### Data items
* begin *
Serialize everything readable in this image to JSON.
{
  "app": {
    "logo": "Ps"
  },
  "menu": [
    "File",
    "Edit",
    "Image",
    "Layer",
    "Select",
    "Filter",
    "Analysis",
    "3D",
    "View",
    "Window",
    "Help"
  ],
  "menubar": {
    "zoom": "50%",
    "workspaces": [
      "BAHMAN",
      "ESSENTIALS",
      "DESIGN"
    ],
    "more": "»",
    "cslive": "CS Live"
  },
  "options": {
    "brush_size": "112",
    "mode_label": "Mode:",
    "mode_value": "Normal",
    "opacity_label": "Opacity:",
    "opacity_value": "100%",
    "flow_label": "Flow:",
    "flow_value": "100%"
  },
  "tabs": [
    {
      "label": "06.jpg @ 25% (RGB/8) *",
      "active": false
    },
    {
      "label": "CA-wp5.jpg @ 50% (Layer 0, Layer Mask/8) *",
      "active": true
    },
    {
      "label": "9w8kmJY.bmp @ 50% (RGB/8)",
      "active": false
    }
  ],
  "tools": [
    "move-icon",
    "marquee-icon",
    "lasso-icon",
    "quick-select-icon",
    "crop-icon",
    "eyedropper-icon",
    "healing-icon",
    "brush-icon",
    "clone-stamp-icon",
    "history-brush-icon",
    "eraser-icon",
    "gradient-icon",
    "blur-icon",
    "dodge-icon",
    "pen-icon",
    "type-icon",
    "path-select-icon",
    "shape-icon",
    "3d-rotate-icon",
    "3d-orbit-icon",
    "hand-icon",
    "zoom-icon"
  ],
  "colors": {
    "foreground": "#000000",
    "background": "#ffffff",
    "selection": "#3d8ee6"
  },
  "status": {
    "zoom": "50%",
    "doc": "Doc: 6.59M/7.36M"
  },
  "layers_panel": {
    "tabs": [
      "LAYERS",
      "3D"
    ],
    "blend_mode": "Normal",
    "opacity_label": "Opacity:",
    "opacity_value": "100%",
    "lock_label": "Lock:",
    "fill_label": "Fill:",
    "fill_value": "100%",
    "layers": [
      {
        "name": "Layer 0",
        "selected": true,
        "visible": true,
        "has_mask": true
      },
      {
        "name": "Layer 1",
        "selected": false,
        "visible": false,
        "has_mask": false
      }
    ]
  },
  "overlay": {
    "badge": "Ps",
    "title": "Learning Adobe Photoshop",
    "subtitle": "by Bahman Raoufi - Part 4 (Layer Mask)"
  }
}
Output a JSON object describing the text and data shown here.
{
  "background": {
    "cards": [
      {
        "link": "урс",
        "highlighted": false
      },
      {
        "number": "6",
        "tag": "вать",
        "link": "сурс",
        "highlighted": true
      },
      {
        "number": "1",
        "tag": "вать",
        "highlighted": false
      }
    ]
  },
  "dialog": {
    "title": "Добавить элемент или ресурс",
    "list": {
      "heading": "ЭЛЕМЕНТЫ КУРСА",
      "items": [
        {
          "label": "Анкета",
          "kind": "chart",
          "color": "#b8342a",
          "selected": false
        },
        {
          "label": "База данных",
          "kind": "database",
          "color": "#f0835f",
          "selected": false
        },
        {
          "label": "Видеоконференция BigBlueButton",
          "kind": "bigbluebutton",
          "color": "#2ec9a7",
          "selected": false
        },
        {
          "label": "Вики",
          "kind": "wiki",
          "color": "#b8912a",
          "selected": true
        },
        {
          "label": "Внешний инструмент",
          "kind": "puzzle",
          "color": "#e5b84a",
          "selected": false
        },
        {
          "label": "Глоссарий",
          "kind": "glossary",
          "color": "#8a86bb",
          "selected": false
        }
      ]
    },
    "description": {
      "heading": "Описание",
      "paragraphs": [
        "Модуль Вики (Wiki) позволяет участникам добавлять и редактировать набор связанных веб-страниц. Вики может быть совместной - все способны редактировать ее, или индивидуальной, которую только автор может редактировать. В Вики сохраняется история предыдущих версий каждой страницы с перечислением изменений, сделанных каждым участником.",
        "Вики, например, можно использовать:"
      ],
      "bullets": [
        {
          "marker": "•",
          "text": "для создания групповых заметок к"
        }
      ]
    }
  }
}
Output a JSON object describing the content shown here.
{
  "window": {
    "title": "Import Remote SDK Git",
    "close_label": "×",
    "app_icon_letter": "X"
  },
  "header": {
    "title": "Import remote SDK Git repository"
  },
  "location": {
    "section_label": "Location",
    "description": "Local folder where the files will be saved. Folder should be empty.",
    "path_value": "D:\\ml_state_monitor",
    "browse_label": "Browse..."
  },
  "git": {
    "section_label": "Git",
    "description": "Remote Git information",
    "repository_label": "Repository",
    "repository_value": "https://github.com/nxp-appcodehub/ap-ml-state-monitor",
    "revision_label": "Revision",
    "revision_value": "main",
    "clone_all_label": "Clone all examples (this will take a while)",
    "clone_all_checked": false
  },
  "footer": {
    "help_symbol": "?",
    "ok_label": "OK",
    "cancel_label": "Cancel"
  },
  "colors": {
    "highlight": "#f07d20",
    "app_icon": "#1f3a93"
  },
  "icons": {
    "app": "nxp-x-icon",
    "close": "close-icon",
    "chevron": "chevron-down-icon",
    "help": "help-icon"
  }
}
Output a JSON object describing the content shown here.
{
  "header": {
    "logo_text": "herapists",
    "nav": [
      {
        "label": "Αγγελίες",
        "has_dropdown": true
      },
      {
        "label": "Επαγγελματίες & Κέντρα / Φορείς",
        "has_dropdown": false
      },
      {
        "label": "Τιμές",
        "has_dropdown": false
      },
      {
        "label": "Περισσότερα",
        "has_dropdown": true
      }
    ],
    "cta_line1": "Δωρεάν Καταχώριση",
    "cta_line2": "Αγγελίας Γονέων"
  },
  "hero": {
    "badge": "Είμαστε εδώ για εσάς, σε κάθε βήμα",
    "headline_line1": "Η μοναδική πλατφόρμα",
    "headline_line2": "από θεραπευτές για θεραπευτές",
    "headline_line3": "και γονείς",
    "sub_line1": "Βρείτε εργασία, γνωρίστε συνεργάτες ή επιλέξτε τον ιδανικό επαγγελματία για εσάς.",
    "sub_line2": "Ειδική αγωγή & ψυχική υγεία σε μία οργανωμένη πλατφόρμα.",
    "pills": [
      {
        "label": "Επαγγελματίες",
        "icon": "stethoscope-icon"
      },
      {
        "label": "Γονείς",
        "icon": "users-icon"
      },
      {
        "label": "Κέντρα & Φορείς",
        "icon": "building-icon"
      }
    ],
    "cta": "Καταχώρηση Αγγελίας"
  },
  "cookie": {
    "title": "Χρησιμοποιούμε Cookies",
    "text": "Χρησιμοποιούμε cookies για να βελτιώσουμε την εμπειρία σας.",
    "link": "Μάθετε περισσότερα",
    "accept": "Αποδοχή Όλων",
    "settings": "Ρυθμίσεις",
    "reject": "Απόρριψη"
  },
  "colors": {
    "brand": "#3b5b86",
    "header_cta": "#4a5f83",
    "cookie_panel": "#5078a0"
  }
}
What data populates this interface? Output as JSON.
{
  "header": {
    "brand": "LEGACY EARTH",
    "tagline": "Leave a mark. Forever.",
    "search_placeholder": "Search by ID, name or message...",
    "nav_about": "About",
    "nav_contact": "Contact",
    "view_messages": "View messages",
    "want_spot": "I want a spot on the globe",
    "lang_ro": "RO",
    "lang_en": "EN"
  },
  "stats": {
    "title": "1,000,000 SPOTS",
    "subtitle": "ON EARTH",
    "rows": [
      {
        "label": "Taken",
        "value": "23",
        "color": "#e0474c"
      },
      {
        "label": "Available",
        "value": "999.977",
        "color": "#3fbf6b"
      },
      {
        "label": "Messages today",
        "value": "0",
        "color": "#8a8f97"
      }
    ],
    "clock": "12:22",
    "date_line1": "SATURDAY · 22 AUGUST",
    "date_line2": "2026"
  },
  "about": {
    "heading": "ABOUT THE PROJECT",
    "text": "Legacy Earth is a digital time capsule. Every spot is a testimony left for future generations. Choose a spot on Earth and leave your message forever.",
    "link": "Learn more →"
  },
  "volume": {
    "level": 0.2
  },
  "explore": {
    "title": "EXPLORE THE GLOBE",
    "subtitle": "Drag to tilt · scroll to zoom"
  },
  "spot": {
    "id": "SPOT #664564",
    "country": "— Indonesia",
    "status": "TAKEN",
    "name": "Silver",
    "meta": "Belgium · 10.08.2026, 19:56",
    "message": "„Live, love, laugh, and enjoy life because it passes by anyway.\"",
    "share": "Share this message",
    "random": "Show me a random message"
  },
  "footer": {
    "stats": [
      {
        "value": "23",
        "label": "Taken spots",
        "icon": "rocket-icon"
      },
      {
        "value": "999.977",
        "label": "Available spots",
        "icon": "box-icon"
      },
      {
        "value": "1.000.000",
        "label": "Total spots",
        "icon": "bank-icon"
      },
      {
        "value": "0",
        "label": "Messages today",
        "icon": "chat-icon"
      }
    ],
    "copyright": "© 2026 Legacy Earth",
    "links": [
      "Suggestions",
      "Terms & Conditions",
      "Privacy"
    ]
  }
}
* end *
### Stated exercise
Pull out every line of the records above that contains the word "this".

### Exercise solution
Serialize everything readable in this image to JSON.
    "clone_all_label": "Clone all examples (this will take a while)",
What data populates this interface? Output as JSON.
    "share": "Share this message",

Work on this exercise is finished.